Record set

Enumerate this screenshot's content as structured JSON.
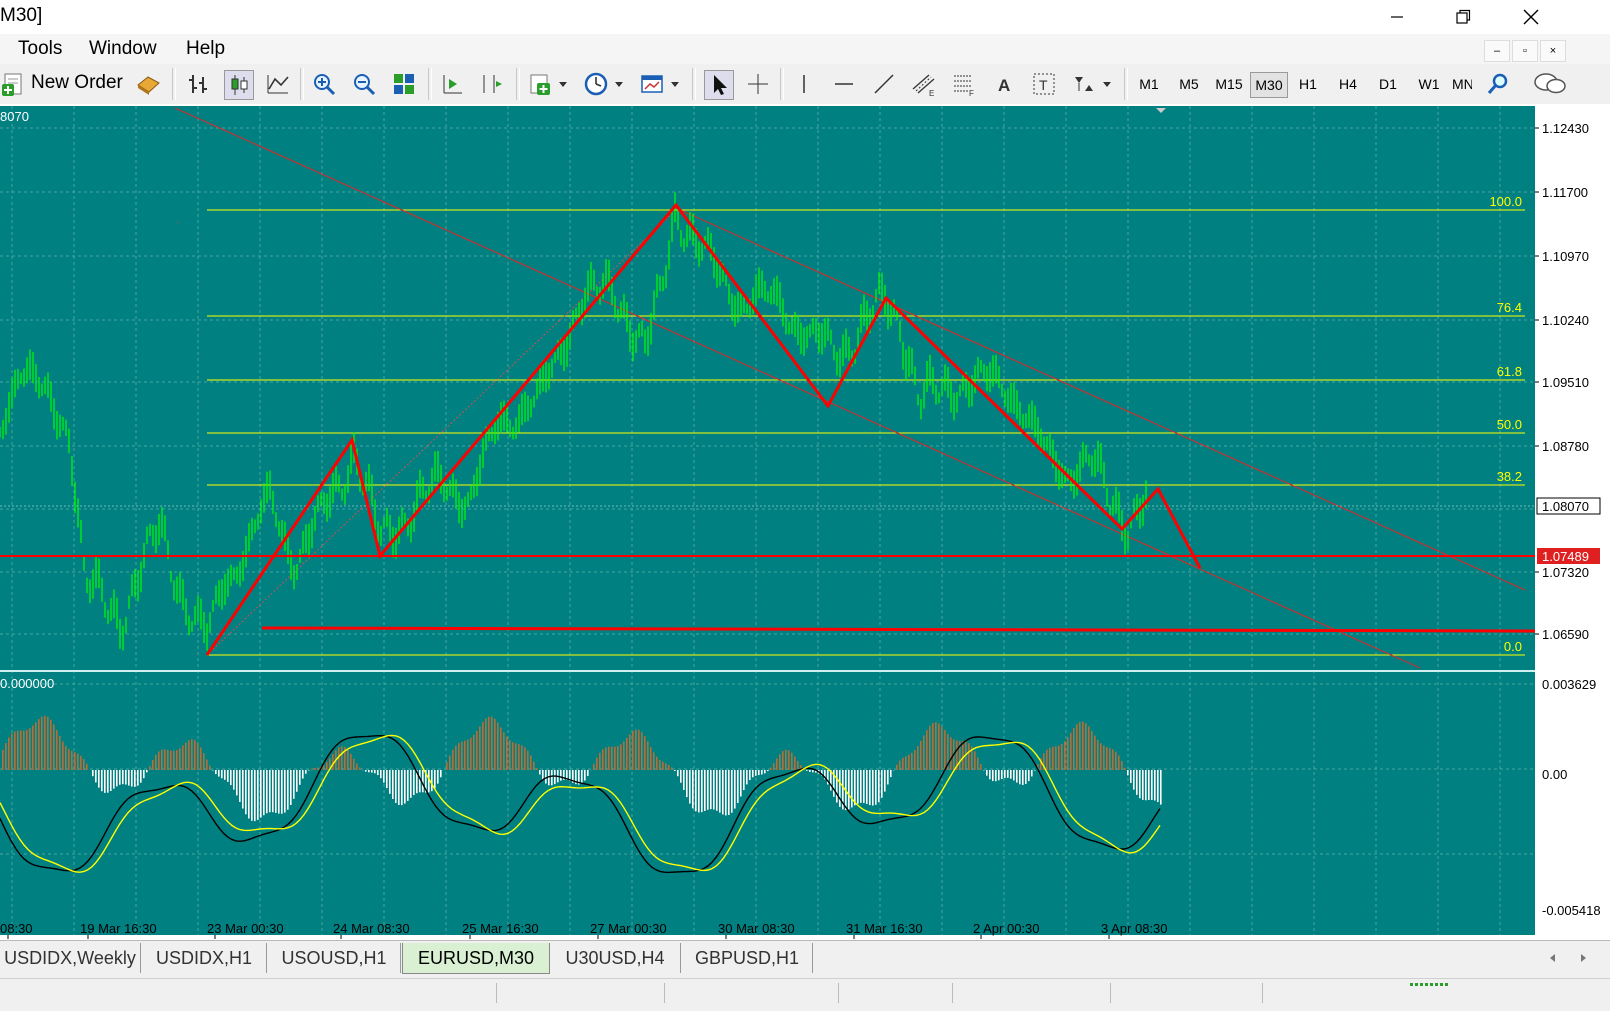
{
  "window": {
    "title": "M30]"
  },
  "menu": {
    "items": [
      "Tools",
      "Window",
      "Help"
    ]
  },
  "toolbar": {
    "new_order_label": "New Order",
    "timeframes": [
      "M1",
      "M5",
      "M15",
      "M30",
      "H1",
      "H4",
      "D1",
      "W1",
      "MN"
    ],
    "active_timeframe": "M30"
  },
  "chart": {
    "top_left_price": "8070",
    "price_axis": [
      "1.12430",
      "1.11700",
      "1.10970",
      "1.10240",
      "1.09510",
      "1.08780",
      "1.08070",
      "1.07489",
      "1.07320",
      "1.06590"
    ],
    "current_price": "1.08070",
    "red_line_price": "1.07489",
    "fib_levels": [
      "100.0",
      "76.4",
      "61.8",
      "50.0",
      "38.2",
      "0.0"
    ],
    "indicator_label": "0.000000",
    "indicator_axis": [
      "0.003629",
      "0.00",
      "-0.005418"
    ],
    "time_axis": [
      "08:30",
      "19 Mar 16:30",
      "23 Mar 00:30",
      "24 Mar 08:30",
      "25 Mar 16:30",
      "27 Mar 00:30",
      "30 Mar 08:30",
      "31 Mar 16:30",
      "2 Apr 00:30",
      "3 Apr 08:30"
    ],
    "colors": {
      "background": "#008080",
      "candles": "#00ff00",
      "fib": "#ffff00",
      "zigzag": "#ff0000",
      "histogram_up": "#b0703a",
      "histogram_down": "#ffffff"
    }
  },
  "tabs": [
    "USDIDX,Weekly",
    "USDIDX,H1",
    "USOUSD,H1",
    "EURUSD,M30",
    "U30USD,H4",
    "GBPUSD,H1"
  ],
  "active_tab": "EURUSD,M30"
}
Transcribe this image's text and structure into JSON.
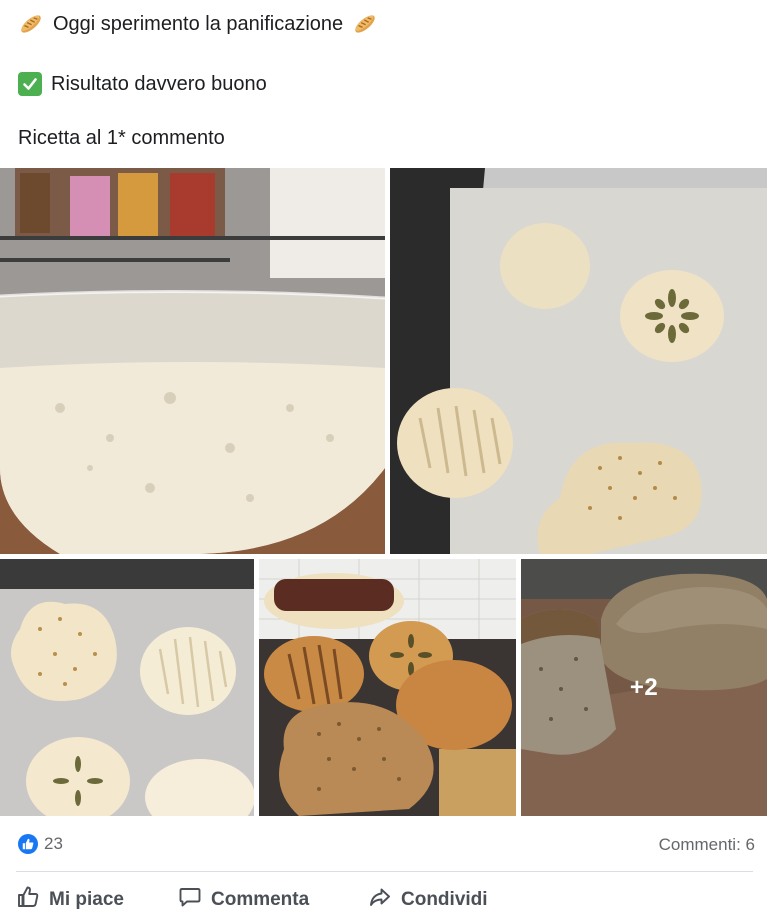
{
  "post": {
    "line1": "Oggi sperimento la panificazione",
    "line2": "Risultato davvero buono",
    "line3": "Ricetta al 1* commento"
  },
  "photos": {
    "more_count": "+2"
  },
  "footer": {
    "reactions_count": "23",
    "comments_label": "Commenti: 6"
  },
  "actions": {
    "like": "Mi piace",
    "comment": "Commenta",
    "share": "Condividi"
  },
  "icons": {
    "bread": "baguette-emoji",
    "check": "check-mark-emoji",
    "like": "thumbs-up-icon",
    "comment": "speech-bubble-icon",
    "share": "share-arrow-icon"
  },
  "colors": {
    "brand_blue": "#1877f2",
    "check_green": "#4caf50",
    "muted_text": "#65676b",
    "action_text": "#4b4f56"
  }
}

Written instruction
Filter the data for the string "this" and copy every line that has it.

In response
Enumerate this screenshot's content as structured JSON.
Transcribe this image's text and structure into JSON.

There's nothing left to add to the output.